(Dataset rows)
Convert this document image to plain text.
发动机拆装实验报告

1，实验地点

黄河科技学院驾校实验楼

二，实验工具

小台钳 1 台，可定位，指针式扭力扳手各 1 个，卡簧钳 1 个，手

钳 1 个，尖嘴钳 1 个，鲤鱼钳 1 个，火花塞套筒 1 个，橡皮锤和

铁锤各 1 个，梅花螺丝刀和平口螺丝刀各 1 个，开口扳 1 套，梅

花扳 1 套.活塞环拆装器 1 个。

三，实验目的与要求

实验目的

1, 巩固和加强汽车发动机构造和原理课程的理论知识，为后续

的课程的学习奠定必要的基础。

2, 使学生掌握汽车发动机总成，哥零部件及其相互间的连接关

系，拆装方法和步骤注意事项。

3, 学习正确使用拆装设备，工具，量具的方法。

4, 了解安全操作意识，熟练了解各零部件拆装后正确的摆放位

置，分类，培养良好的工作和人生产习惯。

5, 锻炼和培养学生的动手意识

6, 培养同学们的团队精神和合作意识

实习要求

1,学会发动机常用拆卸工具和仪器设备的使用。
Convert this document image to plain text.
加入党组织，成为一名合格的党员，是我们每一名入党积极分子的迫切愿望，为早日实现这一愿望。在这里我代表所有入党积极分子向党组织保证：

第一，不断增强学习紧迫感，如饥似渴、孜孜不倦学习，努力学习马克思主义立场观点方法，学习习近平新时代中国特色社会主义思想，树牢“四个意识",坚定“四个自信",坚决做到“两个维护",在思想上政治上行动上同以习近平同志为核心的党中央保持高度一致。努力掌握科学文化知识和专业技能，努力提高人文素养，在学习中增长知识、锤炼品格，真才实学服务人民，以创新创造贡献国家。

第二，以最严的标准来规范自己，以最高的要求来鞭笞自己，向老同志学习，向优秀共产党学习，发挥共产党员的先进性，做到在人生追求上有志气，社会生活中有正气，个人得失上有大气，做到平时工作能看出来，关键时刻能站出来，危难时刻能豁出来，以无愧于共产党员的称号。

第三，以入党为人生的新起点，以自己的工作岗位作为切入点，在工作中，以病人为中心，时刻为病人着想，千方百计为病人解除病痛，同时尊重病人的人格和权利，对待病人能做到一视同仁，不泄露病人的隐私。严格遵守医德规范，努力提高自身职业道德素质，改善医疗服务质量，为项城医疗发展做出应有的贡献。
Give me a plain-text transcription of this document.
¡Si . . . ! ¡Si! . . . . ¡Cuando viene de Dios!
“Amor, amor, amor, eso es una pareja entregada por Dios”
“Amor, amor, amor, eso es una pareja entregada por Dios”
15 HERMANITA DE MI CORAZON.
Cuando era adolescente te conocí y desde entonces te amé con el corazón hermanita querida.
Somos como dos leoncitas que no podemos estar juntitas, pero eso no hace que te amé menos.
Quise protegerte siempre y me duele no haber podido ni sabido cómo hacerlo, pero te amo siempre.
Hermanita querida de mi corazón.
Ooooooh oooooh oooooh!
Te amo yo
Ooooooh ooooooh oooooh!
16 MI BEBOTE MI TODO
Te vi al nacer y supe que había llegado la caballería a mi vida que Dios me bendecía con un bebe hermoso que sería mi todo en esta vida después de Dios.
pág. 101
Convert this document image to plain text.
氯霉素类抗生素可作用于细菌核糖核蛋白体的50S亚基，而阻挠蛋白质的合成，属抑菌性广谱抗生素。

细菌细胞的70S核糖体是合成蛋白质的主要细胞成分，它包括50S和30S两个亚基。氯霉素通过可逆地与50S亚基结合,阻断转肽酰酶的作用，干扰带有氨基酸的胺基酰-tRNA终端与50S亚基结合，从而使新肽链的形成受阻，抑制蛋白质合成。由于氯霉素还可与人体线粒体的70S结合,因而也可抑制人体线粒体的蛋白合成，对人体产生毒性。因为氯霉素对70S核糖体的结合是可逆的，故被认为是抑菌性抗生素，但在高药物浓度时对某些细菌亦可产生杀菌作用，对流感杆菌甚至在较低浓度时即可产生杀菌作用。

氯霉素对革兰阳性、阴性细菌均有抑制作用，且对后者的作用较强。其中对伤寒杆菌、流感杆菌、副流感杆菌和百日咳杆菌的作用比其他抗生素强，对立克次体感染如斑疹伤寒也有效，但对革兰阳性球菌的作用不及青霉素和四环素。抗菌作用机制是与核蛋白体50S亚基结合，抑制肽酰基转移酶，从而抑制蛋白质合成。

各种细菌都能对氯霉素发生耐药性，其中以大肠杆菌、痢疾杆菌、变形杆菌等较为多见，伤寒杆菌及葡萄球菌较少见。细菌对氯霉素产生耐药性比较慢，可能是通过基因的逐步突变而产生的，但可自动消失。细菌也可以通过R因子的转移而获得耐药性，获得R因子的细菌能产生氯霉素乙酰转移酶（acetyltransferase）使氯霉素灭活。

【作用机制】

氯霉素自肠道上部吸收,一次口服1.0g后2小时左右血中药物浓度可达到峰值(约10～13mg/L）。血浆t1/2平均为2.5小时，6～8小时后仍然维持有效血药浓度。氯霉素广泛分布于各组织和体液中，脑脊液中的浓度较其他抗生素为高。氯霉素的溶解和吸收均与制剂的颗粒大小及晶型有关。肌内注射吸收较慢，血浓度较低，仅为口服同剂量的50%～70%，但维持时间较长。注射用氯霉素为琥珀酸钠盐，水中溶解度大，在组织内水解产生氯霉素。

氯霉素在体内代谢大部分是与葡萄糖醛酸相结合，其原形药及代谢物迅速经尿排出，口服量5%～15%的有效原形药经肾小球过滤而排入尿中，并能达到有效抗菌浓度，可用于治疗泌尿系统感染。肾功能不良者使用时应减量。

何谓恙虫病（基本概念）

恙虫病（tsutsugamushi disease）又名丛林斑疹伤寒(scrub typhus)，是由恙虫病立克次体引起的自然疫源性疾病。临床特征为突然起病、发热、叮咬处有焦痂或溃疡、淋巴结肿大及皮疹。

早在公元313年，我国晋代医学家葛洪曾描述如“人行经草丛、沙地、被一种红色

_GIVEN INSTRUCTION_. Write the data from above out again, exactly.

_ANSWER IN FULL_.
Convert this document image to plain text.
发动机拆装实验报告

1，实验地点

黄河科技学院驾校实验楼

二，实验工具

小台钳 1 台，可定位，指针式扭力扳手各 1 个，卡簧钳 1 个，手

钳 1 个，尖嘴钳 1 个，鲤鱼钳 1 个，火花塞套筒 1 个，橡皮锤和

铁锤各 1 个，梅花螺丝刀和平口螺丝刀各 1 个，开口扳 1 套，梅

花扳 1 套.活塞环拆装器 1 个。

三，实验目的与要求

实验目的

1, 巩固和加强汽车发动机构造和原理课程的理论知识，为后续

的课程的学习奠定必要的基础。

2, 使学生掌握汽车发动机总成，哥零部件及其相互间的连接关

系，拆装方法和步骤注意事项。

3, 学习正确使用拆装设备，工具，量具的方法。

4, 了解安全操作意识，熟练了解各零部件拆装后正确的摆放位

置，分类，培养良好的工作和人生产习惯。

5, 锻炼和培养学生的动手意识

6, 培养同学们的团队精神和合作意识

实习要求

1,学会发动机常用拆卸工具和仪器设备的使用。
Convert this document image to plain text.
加入党组织，成为一名合格的党员，是我们每一名入党积极分子的迫切愿望，为早日实现这一愿望。在这里我代表所有入党积极分子向党组织保证：

第一，不断增强学习紧迫感，如饥似渴、孜孜不倦学习，努力学习马克思主义立场观点方法，学习习近平新时代中国特色社会主义思想，树牢“四个意识",坚定“四个自信",坚决做到“两个维护",在思想上政治上行动上同以习近平同志为核心的党中央保持高度一致。努力掌握科学文化知识和专业技能，努力提高人文素养，在学习中增长知识、锤炼品格，真才实学服务人民，以创新创造贡献国家。

第二，以最严的标准来规范自己，以最高的要求来鞭笞自己，向老同志学习，向优秀共产党学习，发挥共产党员的先进性，做到在人生追求上有志气，社会生活中有正气，个人得失上有大气，做到平时工作能看出来，关键时刻能站出来，危难时刻能豁出来，以无愧于共产党员的称号。

第三，以入党为人生的新起点，以自己的工作岗位作为切入点，在工作中，以病人为中心，时刻为病人着想，千方百计为病人解除病痛，同时尊重病人的人格和权利，对待病人能做到一视同仁，不泄露病人的隐私。严格遵守医德规范，努力提高自身职业道德素质，改善医疗服务质量，为项城医疗发展做出应有的贡献。
Give me a plain-text transcription of this document.
¡Si . . . ! ¡Si! . . . . ¡Cuando viene de Dios!
“Amor, amor, amor, eso es una pareja entregada por Dios”
“Amor, amor, amor, eso es una pareja entregada por Dios”
15 HERMANITA DE MI CORAZON.
Cuando era adolescente te conocí y desde entonces te amé con el corazón hermanita querida.
Somos como dos leoncitas que no podemos estar juntitas, pero eso no hace que te amé menos.
Quise protegerte siempre y me duele no haber podido ni sabido cómo hacerlo, pero te amo siempre.
Hermanita querida de mi corazón.
Ooooooh oooooh oooooh!
Te amo yo
Ooooooh ooooooh oooooh!
16 MI BEBOTE MI TODO
Te vi al nacer y supe que había llegado la caballería a mi vida que Dios me bendecía con un bebe hermoso que sería mi todo en esta vida después de Dios.
pág. 101
Convert this document image to plain text.
氯霉素类抗生素可作用于细菌核糖核蛋白体的50S亚基，而阻挠蛋白质的合成，属抑菌性广谱抗生素。

细菌细胞的70S核糖体是合成蛋白质的主要细胞成分，它包括50S和30S两个亚基。氯霉素通过可逆地与50S亚基结合,阻断转肽酰酶的作用，干扰带有氨基酸的胺基酰-tRNA终端与50S亚基结合，从而使新肽链的形成受阻，抑制蛋白质合成。由于氯霉素还可与人体线粒体的70S结合,因而也可抑制人体线粒体的蛋白合成，对人体产生毒性。因为氯霉素对70S核糖体的结合是可逆的，故被认为是抑菌性抗生素，但在高药物浓度时对某些细菌亦可产生杀菌作用，对流感杆菌甚至在较低浓度时即可产生杀菌作用。

氯霉素对革兰阳性、阴性细菌均有抑制作用，且对后者的作用较强。其中对伤寒杆菌、流感杆菌、副流感杆菌和百日咳杆菌的作用比其他抗生素强，对立克次体感染如斑疹伤寒也有效，但对革兰阳性球菌的作用不及青霉素和四环素。抗菌作用机制是与核蛋白体50S亚基结合，抑制肽酰基转移酶，从而抑制蛋白质合成。

各种细菌都能对氯霉素发生耐药性，其中以大肠杆菌、痢疾杆菌、变形杆菌等较为多见，伤寒杆菌及葡萄球菌较少见。细菌对氯霉素产生耐药性比较慢，可能是通过基因的逐步突变而产生的，但可自动消失。细菌也可以通过R因子的转移而获得耐药性，获得R因子的细菌能产生氯霉素乙酰转移酶（acetyltransferase）使氯霉素灭活。

【作用机制】

氯霉素自肠道上部吸收,一次口服1.0g后2小时左右血中药物浓度可达到峰值(约10～13mg/L）。血浆t1/2平均为2.5小时，6～8小时后仍然维持有效血药浓度。氯霉素广泛分布于各组织和体液中，脑脊液中的浓度较其他抗生素为高。氯霉素的溶解和吸收均与制剂的颗粒大小及晶型有关。肌内注射吸收较慢，血浓度较低，仅为口服同剂量的50%～70%，但维持时间较长。注射用氯霉素为琥珀酸钠盐，水中溶解度大，在组织内水解产生氯霉素。

氯霉素在体内代谢大部分是与葡萄糖醛酸相结合，其原形药及代谢物迅速经尿排出，口服量5%～15%的有效原形药经肾小球过滤而排入尿中，并能达到有效抗菌浓度，可用于治疗泌尿系统感染。肾功能不良者使用时应减量。

何谓恙虫病（基本概念）

恙虫病（tsutsugamushi disease）又名丛林斑疹伤寒(scrub typhus)，是由恙虫病立克次体引起的自然疫源性疾病。临床特征为突然起病、发热、叮咬处有焦痂或溃疡、淋巴结肿大及皮疹。

早在公元313年，我国晋代医学家葛洪曾描述如“人行经草丛、沙地、被一种红色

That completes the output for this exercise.